ENTRIES SUPPLIED:
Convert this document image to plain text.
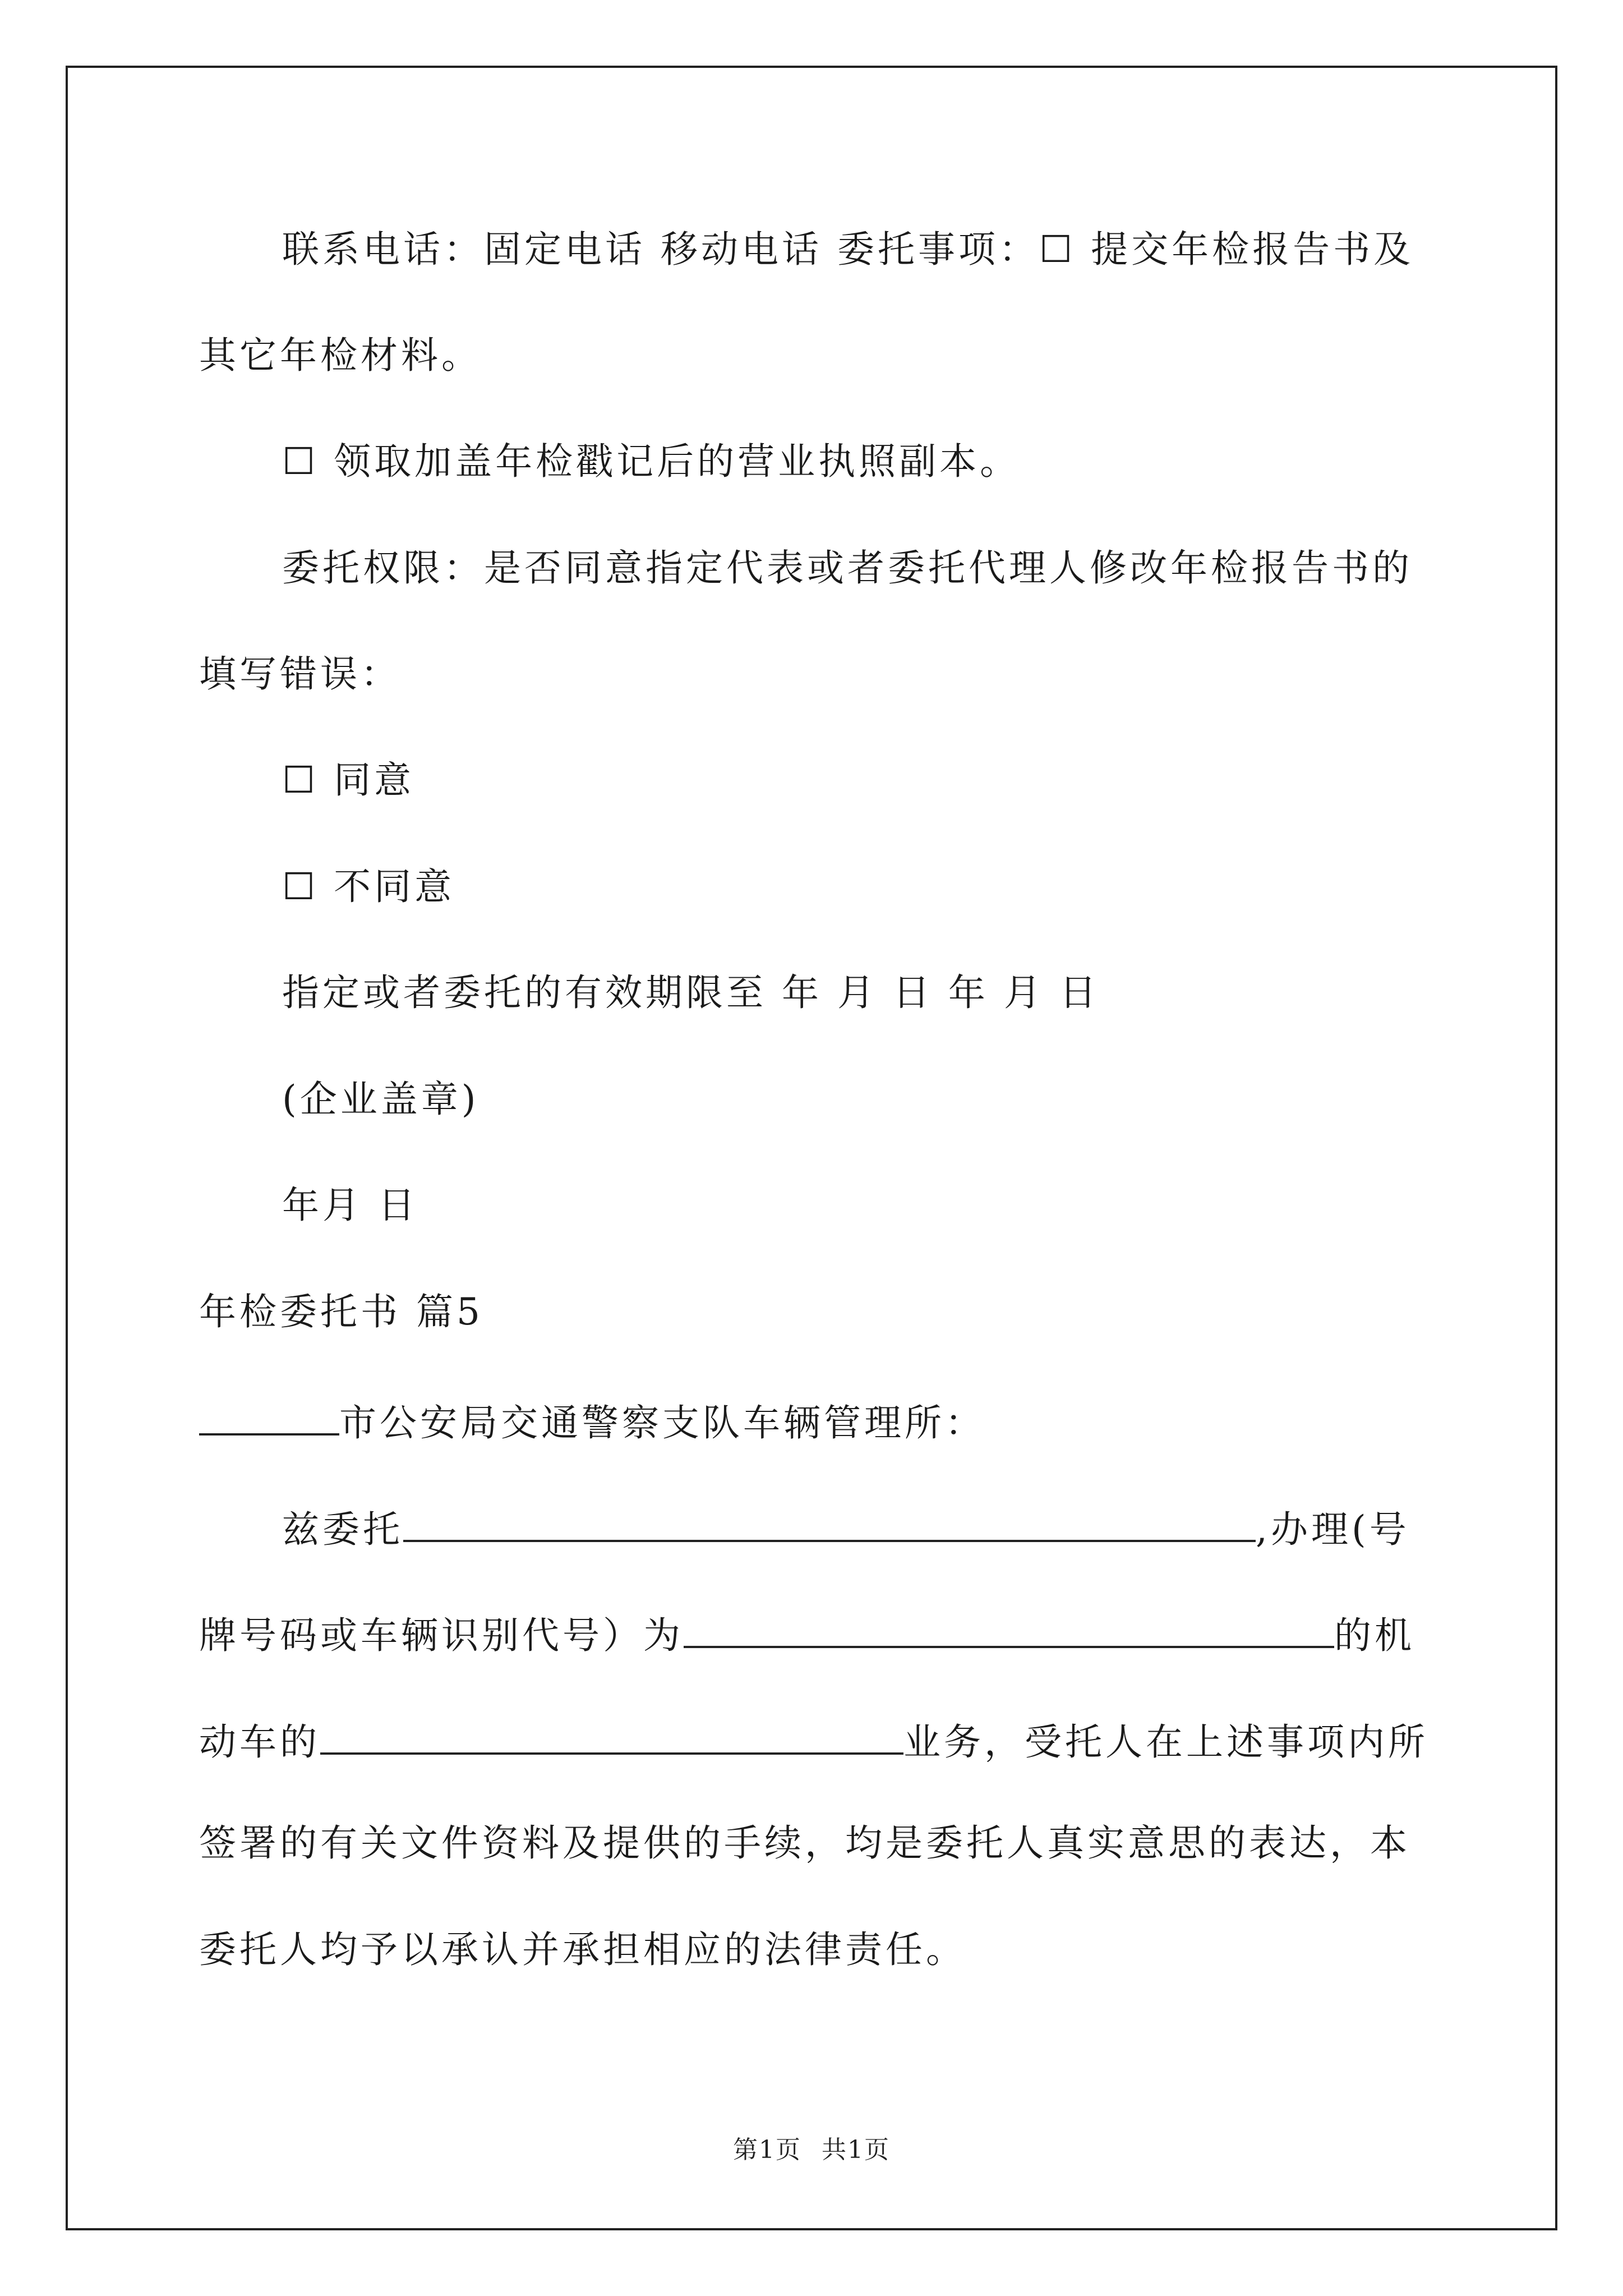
联系电话：固定电话 移动电话 委托事项：☐ 提交年检报告书及
其它年检材料。
☐ 领取加盖年检戳记后的营业执照副本。
委托权限：是否同意指定代表或者委托代理人修改年检报告书的
填写错误：
☐ 同意
☐ 不同意
指定或者委托的有效期限至 年 月 日 年 月 日
(企业盖章)
年月 日
年检委托书 篇5
市公安局交通警察支队车辆管理所：
兹委托	,办理(号
牌号码或车辆识别代号）为	的机
动车的	业务，受托人在上述事项内所
签署的有关文件资料及提供的手续，均是委托人真实意思的表达，本
委托人均予以承认并承担相应的法律责任。
第1页 共1页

WHAT NEEDS TO BE DONE:
Would you return the data exactly as written, without the pictures?

SOLVED EXERCISE:
Convert this document image to plain text.
联系电话：固定电话 移动电话 委托事项：☐ 提交年检报告书及
其它年检材料。
☐ 领取加盖年检戳记后的营业执照副本。
委托权限：是否同意指定代表或者委托代理人修改年检报告书的
填写错误：
☐ 同意
☐ 不同意
指定或者委托的有效期限至 年 月 日 年 月 日
(企业盖章)
年月 日
年检委托书 篇5
市公安局交通警察支队车辆管理所：
兹委托	,办理(号
牌号码或车辆识别代号）为	的机
动车的	业务，受托人在上述事项内所
签署的有关文件资料及提供的手续，均是委托人真实意思的表达，本
委托人均予以承认并承担相应的法律责任。
第1页 共1页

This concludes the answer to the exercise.